**** Dataset records ****

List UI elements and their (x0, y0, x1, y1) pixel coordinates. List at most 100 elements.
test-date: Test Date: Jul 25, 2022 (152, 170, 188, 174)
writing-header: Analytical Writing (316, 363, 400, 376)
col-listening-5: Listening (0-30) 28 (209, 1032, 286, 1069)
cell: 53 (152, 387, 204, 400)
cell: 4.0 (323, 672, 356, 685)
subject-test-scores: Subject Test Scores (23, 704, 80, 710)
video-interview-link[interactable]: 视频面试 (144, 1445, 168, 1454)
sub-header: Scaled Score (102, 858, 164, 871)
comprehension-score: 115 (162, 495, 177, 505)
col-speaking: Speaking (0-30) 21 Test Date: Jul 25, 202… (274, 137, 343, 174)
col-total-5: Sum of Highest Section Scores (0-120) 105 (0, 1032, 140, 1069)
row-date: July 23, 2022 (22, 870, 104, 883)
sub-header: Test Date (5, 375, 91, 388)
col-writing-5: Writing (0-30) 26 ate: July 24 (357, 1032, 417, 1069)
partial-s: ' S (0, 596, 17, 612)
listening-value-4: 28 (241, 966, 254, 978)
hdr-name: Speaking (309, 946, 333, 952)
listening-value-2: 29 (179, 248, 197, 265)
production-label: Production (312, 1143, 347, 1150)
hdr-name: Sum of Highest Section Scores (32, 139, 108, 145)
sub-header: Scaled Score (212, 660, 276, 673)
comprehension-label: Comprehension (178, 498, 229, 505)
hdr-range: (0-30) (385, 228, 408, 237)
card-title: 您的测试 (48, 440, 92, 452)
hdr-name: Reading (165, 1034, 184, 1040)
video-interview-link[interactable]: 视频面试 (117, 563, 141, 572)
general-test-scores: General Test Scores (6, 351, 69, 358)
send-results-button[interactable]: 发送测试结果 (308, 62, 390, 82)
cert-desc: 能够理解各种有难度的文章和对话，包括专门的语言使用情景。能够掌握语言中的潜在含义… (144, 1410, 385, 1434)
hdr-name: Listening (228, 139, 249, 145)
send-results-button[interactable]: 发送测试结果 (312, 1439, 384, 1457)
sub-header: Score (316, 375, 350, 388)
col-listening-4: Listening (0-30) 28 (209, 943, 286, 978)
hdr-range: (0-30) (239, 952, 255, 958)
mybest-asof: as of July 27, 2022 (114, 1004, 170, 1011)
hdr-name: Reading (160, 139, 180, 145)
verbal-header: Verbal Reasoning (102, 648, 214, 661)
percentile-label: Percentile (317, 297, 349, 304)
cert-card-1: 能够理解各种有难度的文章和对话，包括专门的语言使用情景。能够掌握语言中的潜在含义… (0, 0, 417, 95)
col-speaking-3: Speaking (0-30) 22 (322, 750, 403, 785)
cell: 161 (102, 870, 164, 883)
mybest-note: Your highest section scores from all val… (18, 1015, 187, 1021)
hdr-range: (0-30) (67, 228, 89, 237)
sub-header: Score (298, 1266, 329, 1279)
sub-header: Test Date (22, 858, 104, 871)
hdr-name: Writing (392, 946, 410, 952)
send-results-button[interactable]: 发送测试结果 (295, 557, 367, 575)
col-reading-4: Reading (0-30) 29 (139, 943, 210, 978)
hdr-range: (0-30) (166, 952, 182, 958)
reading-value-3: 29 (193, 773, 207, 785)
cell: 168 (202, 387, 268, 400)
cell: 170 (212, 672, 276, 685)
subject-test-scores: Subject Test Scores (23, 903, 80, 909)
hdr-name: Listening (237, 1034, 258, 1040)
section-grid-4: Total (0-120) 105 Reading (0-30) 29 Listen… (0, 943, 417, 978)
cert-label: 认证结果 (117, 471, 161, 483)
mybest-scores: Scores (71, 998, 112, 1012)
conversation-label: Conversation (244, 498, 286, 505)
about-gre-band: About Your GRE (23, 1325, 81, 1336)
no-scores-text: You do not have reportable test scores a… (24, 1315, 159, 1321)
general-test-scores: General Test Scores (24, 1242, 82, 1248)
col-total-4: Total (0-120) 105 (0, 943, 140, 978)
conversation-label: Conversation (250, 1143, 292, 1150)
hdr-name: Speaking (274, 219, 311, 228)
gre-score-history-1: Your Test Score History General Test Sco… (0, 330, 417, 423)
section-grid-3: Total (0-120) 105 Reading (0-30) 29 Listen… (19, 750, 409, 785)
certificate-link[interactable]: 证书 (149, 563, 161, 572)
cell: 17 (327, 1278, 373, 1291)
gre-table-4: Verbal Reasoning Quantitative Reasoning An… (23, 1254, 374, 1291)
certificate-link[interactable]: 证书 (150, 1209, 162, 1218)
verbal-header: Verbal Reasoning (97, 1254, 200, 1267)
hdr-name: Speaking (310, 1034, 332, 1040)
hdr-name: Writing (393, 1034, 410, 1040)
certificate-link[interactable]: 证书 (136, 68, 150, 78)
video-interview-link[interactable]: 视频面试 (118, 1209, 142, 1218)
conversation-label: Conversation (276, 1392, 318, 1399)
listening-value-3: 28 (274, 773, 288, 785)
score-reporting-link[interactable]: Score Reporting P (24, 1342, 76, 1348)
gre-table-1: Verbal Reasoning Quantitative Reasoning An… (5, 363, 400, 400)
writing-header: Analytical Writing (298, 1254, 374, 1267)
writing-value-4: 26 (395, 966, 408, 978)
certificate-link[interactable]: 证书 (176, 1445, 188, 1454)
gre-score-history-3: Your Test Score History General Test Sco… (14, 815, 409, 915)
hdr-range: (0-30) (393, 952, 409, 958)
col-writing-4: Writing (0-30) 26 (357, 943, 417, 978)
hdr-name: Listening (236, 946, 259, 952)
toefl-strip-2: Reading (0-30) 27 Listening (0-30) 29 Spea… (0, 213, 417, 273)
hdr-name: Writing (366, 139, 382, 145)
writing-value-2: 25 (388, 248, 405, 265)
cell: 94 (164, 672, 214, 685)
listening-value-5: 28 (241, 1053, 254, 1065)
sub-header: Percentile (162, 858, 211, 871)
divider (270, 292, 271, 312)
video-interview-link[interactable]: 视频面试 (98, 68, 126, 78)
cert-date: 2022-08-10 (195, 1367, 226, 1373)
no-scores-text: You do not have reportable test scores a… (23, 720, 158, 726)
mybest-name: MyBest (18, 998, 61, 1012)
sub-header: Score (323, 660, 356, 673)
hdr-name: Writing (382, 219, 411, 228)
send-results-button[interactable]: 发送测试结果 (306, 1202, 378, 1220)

****

## Task description:
Can you write out the items above again, replacing every "Scaled Score" with "Scaled Result" and leaving everything else unchanged?

## Exercise solution:
List UI elements and their (x0, y0, x1, y1) pixel coordinates. List at most 100 elements.
test-date: Test Date: Jul 25, 2022 (152, 170, 188, 174)
writing-header: Analytical Writing (316, 363, 400, 376)
col-listening-5: Listening (0-30) 28 (209, 1032, 286, 1069)
cell: 53 (152, 387, 204, 400)
cell: 4.0 (323, 672, 356, 685)
subject-test-scores: Subject Test Scores (23, 704, 80, 710)
video-interview-link[interactable]: 视频面试 (144, 1445, 168, 1454)
sub-header: Scaled Result (102, 858, 164, 871)
comprehension-score: 115 (162, 495, 177, 505)
col-speaking: Speaking (0-30) 21 Test Date: Jul 25, 202… (274, 137, 343, 174)
col-total-5: Sum of Highest Section Scores (0-120) 105 (0, 1032, 140, 1069)
row-date: July 23, 2022 (22, 870, 104, 883)
sub-header: Test Date (5, 375, 91, 388)
col-writing-5: Writing (0-30) 26 ate: July 24 (357, 1032, 417, 1069)
partial-s: ' S (0, 596, 17, 612)
listening-value-4: 28 (241, 966, 254, 978)
hdr-name: Speaking (309, 946, 333, 952)
listening-value-2: 29 (179, 248, 197, 265)
production-label: Production (312, 1143, 347, 1150)
hdr-name: Sum of Highest Section Scores (32, 139, 108, 145)
sub-header: Scaled Result (212, 660, 276, 673)
comprehension-label: Comprehension (178, 498, 229, 505)
hdr-range: (0-30) (385, 228, 408, 237)
card-title: 您的测试 (48, 440, 92, 452)
hdr-name: Reading (165, 1034, 184, 1040)
video-interview-link[interactable]: 视频面试 (117, 563, 141, 572)
general-test-scores: General Test Scores (6, 351, 69, 358)
send-results-button[interactable]: 发送测试结果 (308, 62, 390, 82)
cert-desc: 能够理解各种有难度的文章和对话，包括专门的语言使用情景。能够掌握语言中的潜在含义… (144, 1410, 385, 1434)
hdr-name: Listening (228, 139, 249, 145)
send-results-button[interactable]: 发送测试结果 (312, 1439, 384, 1457)
sub-header: Score (316, 375, 350, 388)
col-listening-4: Listening (0-30) 28 (209, 943, 286, 978)
hdr-range: (0-30) (239, 952, 255, 958)
mybest-asof: as of July 27, 2022 (114, 1004, 170, 1011)
hdr-name: Reading (160, 139, 180, 145)
verbal-header: Verbal Reasoning (102, 648, 214, 661)
percentile-label: Percentile (317, 297, 349, 304)
cert-card-1: 能够理解各种有难度的文章和对话，包括专门的语言使用情景。能够掌握语言中的潜在含义… (0, 0, 417, 95)
col-speaking-3: Speaking (0-30) 22 (322, 750, 403, 785)
cell: 161 (102, 870, 164, 883)
mybest-note: Your highest section scores from all val… (18, 1015, 187, 1021)
hdr-range: (0-30) (67, 228, 89, 237)
sub-header: Score (298, 1266, 329, 1279)
sub-header: Test Date (22, 858, 104, 871)
hdr-name: Writing (392, 946, 410, 952)
send-results-button[interactable]: 发送测试结果 (295, 557, 367, 575)
col-reading-4: Reading (0-30) 29 (139, 943, 210, 978)
hdr-range: (0-30) (166, 952, 182, 958)
reading-value-3: 29 (193, 773, 207, 785)
cell: 168 (202, 387, 268, 400)
cell: 170 (212, 672, 276, 685)
subject-test-scores: Subject Test Scores (23, 903, 80, 909)
hdr-name: Listening (237, 1034, 258, 1040)
section-grid-4: Total (0-120) 105 Reading (0-30) 29 Listen… (0, 943, 417, 978)
cert-label: 认证结果 (117, 471, 161, 483)
mybest-scores: Scores (71, 998, 112, 1012)
conversation-label: Conversation (244, 498, 286, 505)
about-gre-band: About Your GRE (23, 1325, 81, 1336)
no-scores-text: You do not have reportable test scores a… (24, 1315, 159, 1321)
general-test-scores: General Test Scores (24, 1242, 82, 1248)
col-total-4: Total (0-120) 105 (0, 943, 140, 978)
conversation-label: Conversation (250, 1143, 292, 1150)
hdr-name: Speaking (274, 219, 311, 228)
gre-score-history-1: Your Test Score History General Test Sco… (0, 330, 417, 423)
section-grid-3: Total (0-120) 105 Reading (0-30) 29 Listen… (19, 750, 409, 785)
certificate-link[interactable]: 证书 (149, 563, 161, 572)
cell: 17 (327, 1278, 373, 1291)
gre-table-4: Verbal Reasoning Quantitative Reasoning An… (23, 1254, 374, 1291)
certificate-link[interactable]: 证书 (150, 1209, 162, 1218)
verbal-header: Verbal Reasoning (97, 1254, 200, 1267)
hdr-name: Speaking (310, 1034, 332, 1040)
hdr-name: Writing (393, 1034, 410, 1040)
certificate-link[interactable]: 证书 (136, 68, 150, 78)
video-interview-link[interactable]: 视频面试 (118, 1209, 142, 1218)
conversation-label: Conversation (276, 1392, 318, 1399)
listening-value-3: 28 (274, 773, 288, 785)
score-reporting-link[interactable]: Score Reporting P (24, 1342, 76, 1348)
gre-table-1: Verbal Reasoning Quantitative Reasoning An… (5, 363, 400, 400)
writing-header: Analytical Writing (298, 1254, 374, 1267)
writing-value-4: 26 (395, 966, 408, 978)
certificate-link[interactable]: 证书 (176, 1445, 188, 1454)
gre-score-history-3: Your Test Score History General Test Sco… (14, 815, 409, 915)
hdr-range: (0-30) (393, 952, 409, 958)
col-writing-4: Writing (0-30) 26 (357, 943, 417, 978)
hdr-name: Listening (236, 946, 259, 952)
toefl-strip-2: Reading (0-30) 27 Listening (0-30) 29 Spea… (0, 213, 417, 273)
hdr-name: Writing (366, 139, 382, 145)
writing-value-2: 25 (388, 248, 405, 265)
cell: 94 (164, 672, 214, 685)
listening-value-5: 28 (241, 1053, 254, 1065)
sub-header: Percentile (162, 858, 211, 871)
divider (270, 292, 271, 312)
video-interview-link[interactable]: 视频面试 (98, 68, 126, 78)
cert-date: 2022-08-10 (195, 1367, 226, 1373)
no-scores-text: You do not have reportable test scores a… (23, 720, 158, 726)
mybest-name: MyBest (18, 998, 61, 1012)
sub-header: Score (323, 660, 356, 673)
hdr-name: Writing (382, 219, 411, 228)
send-results-button[interactable]: 发送测试结果 (306, 1202, 378, 1220)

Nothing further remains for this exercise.